»»

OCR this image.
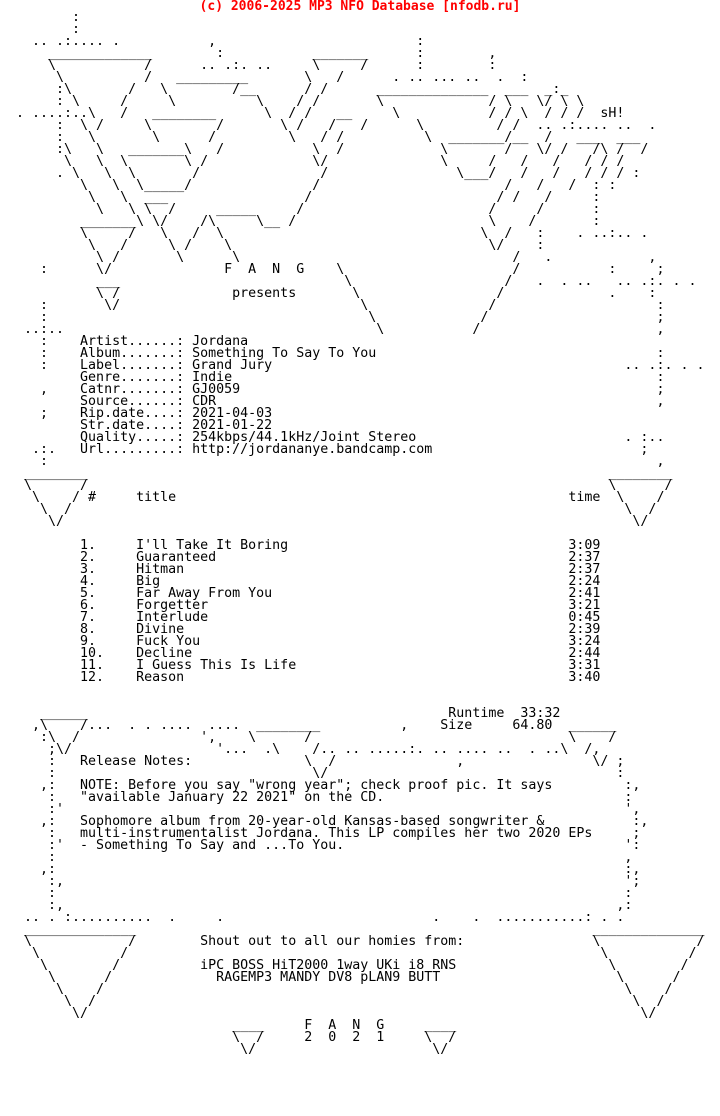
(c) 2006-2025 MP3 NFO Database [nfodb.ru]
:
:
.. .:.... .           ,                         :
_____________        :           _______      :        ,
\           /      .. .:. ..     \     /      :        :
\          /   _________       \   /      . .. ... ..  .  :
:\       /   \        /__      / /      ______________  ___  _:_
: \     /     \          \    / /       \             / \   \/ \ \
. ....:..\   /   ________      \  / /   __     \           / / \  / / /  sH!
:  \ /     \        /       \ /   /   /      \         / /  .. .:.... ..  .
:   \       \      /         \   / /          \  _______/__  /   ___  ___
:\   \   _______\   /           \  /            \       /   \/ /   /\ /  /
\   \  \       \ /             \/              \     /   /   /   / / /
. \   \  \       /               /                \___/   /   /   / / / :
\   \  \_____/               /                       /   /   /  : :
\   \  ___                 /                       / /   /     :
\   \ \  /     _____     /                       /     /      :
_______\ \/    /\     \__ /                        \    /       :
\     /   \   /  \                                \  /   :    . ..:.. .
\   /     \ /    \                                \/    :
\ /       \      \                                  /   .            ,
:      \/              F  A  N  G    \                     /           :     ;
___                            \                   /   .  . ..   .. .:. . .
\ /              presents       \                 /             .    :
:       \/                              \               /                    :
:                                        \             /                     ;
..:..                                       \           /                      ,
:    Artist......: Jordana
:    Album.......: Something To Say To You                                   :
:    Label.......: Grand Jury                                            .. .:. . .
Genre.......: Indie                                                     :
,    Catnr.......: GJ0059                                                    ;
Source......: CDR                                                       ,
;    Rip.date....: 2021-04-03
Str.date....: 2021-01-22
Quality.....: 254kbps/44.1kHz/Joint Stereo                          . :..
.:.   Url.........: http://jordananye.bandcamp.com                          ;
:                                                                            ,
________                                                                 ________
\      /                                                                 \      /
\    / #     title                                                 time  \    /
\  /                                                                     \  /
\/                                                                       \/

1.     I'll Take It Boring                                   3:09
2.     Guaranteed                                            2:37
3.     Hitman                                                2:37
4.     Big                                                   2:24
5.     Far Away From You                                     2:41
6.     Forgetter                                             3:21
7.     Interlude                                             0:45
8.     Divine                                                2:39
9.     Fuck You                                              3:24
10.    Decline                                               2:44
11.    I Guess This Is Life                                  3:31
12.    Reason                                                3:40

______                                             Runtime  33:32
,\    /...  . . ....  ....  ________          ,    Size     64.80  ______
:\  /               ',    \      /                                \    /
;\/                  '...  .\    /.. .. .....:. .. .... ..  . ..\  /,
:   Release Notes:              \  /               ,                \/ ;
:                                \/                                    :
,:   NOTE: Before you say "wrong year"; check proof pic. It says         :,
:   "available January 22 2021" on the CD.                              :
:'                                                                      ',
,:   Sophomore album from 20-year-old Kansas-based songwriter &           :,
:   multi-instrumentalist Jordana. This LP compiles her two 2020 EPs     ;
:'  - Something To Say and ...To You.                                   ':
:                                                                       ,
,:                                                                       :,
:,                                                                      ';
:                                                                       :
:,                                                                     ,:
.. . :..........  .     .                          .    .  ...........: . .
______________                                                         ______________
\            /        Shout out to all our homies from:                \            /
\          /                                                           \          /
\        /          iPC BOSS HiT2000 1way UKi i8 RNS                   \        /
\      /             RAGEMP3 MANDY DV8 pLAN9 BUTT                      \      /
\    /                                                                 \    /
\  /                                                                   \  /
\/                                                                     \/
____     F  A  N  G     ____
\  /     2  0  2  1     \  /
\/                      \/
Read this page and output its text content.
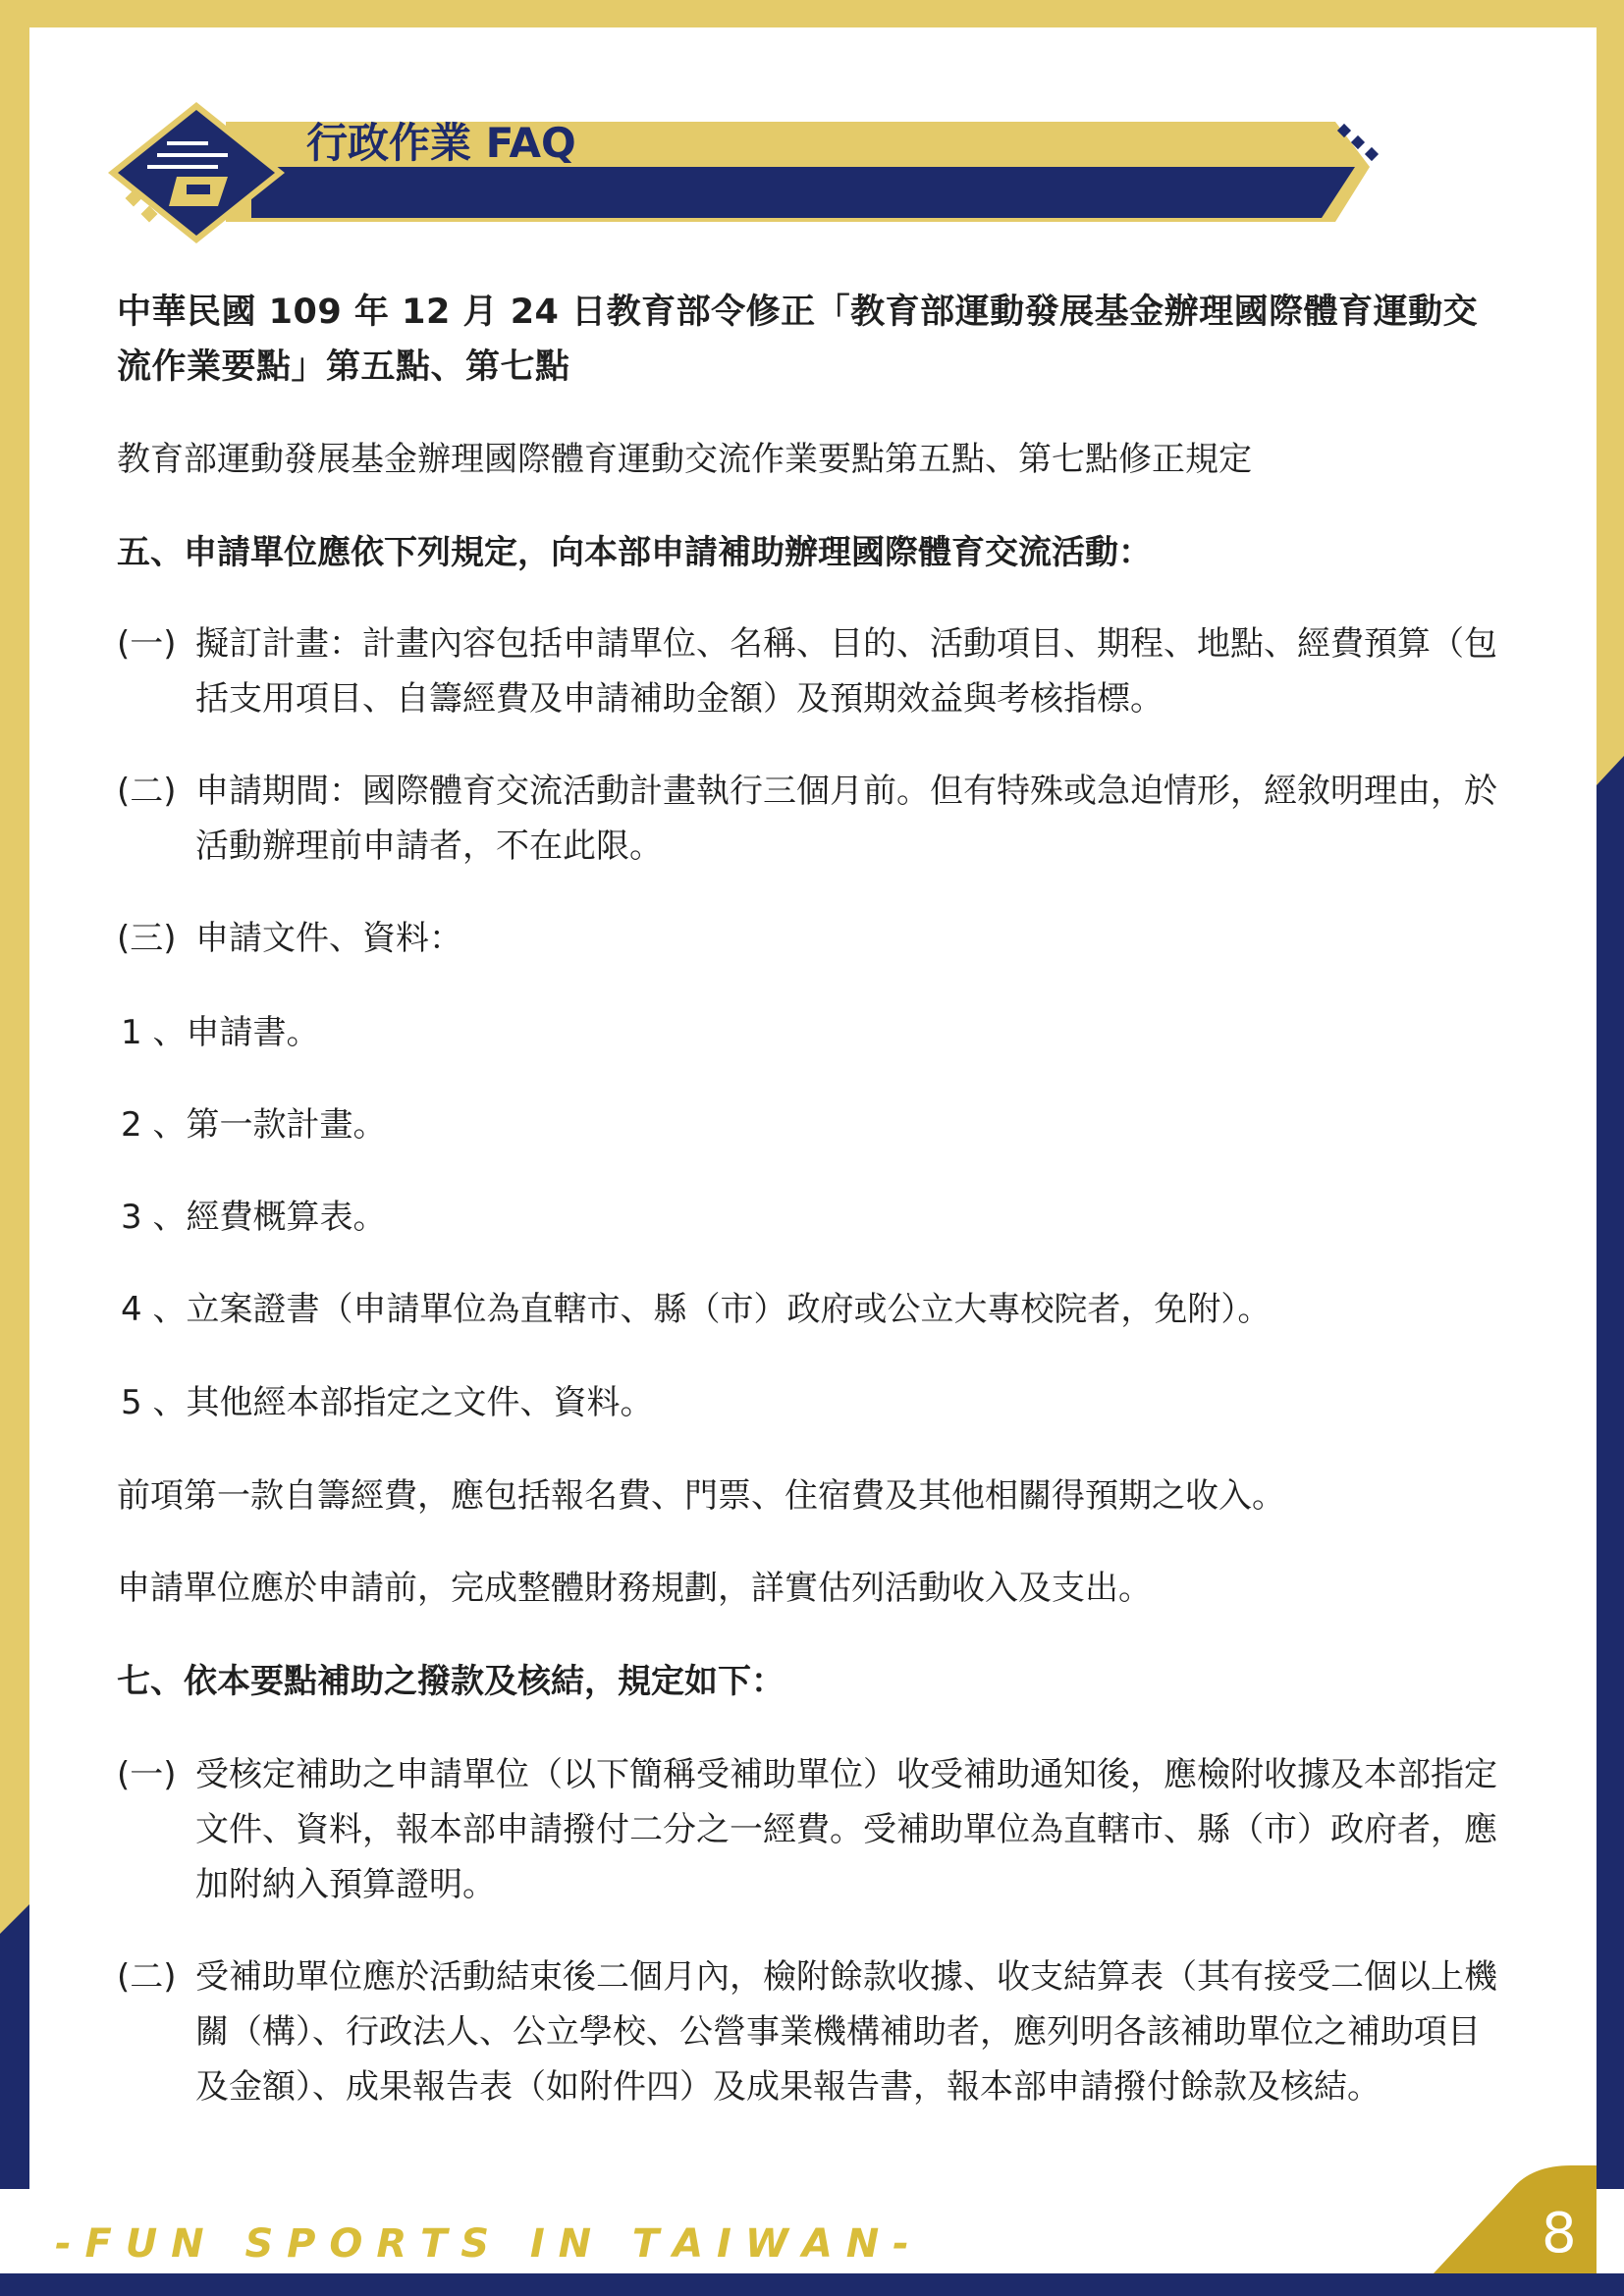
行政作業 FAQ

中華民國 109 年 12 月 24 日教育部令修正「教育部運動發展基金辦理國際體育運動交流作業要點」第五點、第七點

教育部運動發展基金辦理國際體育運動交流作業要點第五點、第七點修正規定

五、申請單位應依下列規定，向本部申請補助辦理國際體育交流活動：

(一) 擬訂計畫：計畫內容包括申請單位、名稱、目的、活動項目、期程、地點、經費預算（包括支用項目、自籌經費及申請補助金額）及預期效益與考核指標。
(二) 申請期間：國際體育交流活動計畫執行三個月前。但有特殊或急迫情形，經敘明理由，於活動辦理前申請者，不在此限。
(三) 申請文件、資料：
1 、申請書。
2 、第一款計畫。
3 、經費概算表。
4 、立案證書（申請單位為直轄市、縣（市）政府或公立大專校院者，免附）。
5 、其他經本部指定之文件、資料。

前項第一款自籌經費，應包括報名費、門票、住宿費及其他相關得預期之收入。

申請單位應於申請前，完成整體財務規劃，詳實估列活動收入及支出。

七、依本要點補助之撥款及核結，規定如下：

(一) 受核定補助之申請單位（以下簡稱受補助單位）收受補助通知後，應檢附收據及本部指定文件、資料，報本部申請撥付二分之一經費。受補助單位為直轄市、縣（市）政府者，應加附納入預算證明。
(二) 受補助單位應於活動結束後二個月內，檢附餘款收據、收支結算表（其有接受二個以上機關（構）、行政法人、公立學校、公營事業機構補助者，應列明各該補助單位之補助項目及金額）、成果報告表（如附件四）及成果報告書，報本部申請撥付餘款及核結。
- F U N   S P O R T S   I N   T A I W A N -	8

««

» What is needed
Within the listing above, find every line containing the string "Something" and return it.

» Correct result
:    Album.......: Something To Say To You                                   :
:'  - Something To Say and ...To You.                                   ':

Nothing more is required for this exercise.